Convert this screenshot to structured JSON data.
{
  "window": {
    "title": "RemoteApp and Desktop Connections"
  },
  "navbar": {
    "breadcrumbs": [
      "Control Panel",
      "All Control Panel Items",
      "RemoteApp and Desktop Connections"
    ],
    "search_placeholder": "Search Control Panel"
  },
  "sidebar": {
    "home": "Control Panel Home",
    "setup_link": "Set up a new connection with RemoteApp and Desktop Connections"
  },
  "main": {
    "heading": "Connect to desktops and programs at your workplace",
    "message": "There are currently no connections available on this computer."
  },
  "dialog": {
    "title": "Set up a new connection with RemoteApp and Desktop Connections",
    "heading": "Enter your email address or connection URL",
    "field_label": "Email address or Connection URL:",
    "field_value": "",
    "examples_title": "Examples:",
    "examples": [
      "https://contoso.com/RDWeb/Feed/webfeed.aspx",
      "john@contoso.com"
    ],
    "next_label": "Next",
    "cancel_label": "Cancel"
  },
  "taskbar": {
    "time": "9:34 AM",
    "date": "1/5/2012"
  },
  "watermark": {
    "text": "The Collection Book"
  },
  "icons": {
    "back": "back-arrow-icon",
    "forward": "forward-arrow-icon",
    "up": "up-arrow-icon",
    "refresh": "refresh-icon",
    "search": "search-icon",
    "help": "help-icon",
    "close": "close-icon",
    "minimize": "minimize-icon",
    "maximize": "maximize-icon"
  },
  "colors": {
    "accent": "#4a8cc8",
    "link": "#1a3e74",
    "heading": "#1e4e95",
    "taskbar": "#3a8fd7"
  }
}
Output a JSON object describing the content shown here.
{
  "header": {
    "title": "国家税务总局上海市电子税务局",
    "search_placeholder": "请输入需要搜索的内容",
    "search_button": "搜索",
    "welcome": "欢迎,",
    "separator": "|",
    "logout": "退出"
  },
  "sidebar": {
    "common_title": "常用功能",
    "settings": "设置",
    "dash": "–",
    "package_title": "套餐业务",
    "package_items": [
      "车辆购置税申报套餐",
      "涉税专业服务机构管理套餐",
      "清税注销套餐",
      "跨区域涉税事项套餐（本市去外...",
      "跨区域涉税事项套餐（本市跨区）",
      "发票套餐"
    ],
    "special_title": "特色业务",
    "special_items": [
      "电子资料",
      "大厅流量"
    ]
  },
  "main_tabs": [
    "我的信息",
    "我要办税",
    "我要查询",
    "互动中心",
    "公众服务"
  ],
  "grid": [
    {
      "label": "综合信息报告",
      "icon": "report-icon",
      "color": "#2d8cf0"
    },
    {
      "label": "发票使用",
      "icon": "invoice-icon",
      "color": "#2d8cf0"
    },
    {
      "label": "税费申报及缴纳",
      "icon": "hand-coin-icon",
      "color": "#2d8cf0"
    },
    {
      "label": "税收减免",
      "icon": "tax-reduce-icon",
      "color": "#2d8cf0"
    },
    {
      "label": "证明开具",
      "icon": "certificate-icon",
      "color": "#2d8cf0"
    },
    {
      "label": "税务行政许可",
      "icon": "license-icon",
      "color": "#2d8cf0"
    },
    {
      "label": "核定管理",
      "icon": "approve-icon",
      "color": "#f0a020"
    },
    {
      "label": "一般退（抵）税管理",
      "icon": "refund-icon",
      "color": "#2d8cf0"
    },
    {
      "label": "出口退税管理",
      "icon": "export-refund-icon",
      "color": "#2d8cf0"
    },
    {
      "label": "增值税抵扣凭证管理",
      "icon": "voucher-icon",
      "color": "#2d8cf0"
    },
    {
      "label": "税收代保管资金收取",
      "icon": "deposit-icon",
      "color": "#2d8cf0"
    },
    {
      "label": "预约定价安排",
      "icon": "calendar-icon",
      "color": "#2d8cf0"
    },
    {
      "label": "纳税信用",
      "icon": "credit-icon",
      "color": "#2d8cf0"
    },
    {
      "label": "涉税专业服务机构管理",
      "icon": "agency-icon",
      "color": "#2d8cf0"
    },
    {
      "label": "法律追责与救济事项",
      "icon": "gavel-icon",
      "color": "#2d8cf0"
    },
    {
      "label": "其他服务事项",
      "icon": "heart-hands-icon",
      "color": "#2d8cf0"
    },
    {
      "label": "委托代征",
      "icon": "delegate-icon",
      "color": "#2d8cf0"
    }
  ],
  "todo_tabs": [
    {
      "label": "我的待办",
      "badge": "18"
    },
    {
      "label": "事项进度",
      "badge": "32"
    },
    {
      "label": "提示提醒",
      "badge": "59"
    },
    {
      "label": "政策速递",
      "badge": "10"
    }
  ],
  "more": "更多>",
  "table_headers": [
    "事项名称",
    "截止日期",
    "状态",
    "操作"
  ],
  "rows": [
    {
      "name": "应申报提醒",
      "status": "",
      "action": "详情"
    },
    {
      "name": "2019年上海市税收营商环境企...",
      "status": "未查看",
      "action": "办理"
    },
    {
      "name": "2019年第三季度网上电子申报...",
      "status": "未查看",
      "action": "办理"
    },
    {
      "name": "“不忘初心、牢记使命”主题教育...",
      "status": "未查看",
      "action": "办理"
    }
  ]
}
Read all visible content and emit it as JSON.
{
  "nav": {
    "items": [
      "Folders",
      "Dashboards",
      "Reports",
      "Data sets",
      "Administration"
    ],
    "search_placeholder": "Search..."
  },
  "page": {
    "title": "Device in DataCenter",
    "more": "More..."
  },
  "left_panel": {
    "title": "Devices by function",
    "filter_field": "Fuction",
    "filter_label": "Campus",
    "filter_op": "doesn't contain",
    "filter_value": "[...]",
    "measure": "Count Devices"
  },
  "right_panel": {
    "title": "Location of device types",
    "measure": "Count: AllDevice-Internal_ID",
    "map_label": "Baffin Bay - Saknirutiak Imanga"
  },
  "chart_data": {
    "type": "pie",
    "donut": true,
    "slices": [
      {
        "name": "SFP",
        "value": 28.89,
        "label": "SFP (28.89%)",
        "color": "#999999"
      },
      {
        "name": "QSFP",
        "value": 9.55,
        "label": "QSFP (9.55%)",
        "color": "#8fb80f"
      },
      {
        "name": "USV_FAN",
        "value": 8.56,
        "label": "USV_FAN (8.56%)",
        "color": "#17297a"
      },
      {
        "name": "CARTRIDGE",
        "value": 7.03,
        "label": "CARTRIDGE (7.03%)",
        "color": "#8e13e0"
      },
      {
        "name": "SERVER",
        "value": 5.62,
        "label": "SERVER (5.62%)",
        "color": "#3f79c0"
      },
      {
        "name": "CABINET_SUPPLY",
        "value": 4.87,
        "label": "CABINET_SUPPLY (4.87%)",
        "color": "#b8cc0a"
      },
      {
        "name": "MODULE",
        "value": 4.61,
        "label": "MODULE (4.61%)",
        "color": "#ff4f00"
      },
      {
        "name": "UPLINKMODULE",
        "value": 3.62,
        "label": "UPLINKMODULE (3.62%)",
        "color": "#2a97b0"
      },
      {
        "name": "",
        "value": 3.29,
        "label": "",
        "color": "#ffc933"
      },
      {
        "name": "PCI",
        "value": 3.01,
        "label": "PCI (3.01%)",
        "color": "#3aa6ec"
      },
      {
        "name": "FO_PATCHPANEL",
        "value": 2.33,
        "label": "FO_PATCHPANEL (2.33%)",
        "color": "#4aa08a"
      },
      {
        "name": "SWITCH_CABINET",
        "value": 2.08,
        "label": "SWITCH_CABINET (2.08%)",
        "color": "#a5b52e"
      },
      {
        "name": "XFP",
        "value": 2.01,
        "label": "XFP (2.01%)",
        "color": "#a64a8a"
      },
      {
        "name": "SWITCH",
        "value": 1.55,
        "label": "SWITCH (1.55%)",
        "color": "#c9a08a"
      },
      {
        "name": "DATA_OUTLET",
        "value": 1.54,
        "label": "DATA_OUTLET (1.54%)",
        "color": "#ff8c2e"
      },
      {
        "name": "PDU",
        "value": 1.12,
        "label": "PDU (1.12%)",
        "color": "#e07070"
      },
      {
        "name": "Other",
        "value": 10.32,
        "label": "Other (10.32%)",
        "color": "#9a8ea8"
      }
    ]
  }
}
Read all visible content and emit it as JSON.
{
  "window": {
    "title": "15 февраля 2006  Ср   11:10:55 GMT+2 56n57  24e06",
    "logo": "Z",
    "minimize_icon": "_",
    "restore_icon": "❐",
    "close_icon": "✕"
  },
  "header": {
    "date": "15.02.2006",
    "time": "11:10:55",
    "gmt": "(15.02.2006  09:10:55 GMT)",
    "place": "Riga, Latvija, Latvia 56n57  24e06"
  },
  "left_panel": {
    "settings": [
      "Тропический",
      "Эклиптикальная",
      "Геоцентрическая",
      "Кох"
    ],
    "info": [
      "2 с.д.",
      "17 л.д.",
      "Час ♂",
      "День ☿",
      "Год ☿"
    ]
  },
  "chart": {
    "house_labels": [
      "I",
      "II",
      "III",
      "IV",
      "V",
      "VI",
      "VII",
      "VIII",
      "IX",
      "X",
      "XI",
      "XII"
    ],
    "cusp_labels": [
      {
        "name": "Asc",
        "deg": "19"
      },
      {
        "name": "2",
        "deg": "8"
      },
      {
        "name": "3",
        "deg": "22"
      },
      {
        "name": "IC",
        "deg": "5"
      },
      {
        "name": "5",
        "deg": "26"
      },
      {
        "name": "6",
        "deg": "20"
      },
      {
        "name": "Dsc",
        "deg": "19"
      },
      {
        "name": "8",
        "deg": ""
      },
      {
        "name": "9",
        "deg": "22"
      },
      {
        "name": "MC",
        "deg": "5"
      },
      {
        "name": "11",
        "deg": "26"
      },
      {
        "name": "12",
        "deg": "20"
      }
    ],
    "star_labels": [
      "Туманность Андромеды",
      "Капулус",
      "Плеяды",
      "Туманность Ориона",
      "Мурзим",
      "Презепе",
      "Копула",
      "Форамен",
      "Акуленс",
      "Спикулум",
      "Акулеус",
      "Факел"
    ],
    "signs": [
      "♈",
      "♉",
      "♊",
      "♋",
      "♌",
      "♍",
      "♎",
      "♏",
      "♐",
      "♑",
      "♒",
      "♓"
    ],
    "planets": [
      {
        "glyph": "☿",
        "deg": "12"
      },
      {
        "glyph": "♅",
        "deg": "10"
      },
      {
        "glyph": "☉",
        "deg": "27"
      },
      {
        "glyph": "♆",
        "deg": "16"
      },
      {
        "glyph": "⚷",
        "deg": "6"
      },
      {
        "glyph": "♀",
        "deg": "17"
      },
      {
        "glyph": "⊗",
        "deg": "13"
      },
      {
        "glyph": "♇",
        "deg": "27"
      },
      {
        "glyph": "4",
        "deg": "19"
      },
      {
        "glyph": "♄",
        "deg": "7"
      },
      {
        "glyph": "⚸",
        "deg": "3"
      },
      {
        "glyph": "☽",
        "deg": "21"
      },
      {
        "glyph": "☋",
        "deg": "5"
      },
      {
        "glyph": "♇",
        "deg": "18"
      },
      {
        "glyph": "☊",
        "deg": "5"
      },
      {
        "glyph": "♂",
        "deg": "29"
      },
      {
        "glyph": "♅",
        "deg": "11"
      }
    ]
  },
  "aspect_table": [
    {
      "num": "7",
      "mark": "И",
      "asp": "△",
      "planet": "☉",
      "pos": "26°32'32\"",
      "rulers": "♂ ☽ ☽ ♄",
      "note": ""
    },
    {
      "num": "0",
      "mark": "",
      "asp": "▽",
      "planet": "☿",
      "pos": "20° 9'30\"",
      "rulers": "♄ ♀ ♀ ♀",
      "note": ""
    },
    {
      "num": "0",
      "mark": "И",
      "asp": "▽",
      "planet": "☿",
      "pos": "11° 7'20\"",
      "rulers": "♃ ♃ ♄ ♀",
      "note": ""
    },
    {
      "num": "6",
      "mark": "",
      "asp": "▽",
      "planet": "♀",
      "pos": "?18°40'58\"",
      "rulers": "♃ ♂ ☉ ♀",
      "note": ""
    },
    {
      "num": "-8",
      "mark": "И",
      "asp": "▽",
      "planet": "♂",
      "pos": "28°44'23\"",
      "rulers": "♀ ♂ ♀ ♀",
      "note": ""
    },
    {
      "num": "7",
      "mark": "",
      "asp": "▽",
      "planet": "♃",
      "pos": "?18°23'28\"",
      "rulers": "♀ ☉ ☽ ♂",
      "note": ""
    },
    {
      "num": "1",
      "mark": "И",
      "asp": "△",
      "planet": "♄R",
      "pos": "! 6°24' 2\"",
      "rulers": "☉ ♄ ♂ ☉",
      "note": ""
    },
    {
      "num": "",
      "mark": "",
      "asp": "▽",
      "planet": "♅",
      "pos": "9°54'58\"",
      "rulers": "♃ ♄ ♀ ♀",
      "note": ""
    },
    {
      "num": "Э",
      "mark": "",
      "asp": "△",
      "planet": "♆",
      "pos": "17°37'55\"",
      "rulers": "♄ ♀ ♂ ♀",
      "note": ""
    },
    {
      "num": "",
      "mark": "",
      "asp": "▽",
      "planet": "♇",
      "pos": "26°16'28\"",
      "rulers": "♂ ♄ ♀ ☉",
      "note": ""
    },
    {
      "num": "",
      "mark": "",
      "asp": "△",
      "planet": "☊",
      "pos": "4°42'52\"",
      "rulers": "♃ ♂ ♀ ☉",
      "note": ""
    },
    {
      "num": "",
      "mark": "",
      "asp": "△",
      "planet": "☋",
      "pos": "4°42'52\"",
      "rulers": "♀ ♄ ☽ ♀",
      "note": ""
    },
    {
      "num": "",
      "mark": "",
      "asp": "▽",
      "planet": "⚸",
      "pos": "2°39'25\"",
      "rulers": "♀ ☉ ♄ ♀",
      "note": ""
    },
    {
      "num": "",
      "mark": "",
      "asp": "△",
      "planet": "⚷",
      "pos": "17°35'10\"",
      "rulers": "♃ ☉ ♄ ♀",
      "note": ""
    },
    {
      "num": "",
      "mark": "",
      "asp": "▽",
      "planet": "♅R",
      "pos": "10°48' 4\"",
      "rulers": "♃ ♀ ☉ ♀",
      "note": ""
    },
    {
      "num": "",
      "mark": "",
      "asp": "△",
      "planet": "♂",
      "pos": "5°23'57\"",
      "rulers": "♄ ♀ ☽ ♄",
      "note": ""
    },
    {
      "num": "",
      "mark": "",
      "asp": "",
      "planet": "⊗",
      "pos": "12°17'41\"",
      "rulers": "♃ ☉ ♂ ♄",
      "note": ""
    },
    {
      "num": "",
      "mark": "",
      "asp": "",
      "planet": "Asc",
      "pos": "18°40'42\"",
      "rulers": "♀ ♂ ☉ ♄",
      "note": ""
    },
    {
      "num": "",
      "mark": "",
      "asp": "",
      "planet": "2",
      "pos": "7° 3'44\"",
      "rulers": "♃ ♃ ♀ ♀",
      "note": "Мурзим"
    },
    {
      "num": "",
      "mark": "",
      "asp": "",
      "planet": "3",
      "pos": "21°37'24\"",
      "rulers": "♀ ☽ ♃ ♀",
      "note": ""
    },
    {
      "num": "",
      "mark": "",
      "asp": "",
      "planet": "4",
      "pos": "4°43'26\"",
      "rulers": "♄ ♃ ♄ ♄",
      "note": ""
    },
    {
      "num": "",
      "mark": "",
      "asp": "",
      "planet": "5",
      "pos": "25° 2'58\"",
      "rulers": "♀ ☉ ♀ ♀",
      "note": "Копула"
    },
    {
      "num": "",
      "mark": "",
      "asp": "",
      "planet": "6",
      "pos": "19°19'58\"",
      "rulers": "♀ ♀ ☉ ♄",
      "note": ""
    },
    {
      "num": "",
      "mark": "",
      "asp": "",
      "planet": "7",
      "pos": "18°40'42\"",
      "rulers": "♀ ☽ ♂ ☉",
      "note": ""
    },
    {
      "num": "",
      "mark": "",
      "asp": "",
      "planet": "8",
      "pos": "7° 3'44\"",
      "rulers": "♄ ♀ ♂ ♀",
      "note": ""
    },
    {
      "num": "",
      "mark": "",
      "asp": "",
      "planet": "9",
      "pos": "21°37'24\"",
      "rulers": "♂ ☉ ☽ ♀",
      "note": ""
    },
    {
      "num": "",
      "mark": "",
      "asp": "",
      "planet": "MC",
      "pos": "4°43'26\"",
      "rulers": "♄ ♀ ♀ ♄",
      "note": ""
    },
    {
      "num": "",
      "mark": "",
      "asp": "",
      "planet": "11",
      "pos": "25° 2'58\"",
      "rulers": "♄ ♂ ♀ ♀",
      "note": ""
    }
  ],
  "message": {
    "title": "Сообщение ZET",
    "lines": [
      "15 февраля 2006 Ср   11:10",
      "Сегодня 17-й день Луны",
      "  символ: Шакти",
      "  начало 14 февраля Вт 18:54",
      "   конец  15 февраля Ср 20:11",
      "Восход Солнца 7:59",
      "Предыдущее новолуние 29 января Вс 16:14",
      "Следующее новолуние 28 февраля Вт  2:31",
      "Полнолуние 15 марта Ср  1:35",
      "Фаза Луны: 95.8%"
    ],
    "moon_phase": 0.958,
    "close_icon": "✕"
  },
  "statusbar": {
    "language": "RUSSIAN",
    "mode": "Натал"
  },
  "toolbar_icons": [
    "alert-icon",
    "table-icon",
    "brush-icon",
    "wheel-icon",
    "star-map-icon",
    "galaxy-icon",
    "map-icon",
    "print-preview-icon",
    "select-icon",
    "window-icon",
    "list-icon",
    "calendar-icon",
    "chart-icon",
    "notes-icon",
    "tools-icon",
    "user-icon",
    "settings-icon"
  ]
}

◆ **WHAT IS NEEDED**
From the listing above, return each line with the word "contoso".

◆ **COMPLETE OUTPUT**
      "https://contoso.com/RDWeb/Feed/webfeed.aspx",
      "john@contoso.com"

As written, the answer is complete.